What you are asked to do: Your task is to output the data exactly as it stands.

Record extracts:

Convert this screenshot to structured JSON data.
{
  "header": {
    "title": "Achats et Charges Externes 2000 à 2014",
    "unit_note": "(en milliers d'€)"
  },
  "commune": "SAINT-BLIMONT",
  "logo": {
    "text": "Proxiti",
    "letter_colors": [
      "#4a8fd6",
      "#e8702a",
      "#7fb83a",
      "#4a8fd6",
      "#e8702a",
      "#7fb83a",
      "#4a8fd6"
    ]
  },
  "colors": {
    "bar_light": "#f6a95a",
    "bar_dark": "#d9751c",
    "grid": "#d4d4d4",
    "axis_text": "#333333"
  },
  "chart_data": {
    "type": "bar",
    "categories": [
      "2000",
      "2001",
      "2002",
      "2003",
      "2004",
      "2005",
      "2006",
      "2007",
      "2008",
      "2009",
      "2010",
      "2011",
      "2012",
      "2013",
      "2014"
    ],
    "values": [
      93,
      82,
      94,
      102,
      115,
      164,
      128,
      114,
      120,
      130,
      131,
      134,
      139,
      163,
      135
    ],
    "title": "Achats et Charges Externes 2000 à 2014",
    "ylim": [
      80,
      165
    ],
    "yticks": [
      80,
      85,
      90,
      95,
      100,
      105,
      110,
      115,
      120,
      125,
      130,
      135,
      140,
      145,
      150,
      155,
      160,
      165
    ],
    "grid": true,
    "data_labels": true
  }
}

Worked solution:
Convert this screenshot to structured JSON data.
{
  "header": {
    "title": "Achats et Charges Externes 2000 à 2014",
    "unit_note": "(en milliers d'€)"
  },
  "commune": "SAINT-BLIMONT",
  "logo": {
    "text": "Proxiti",
    "letter_colors": [
      "#4a8fd6",
      "#e8702a",
      "#7fb83a",
      "#4a8fd6",
      "#e8702a",
      "#7fb83a",
      "#4a8fd6"
    ]
  },
  "colors": {
    "bar_light": "#f6a95a",
    "bar_dark": "#d9751c",
    "grid": "#d4d4d4",
    "axis_text": "#333333"
  },
  "chart_data": {
    "type": "bar",
    "categories": [
      "2000",
      "2001",
      "2002",
      "2003",
      "2004",
      "2005",
      "2006",
      "2007",
      "2008",
      "2009",
      "2010",
      "2011",
      "2012",
      "2013",
      "2014"
    ],
    "values": [
      93,
      82,
      94,
      102,
      115,
      164,
      128,
      114,
      120,
      130,
      131,
      134,
      139,
      163,
      135
    ],
    "title": "Achats et Charges Externes 2000 à 2014",
    "ylim": [
      80,
      165
    ],
    "yticks": [
      80,
      85,
      90,
      95,
      100,
      105,
      110,
      115,
      120,
      125,
      130,
      135,
      140,
      145,
      150,
      155,
      160,
      165
    ],
    "grid": true,
    "data_labels": true
  }
}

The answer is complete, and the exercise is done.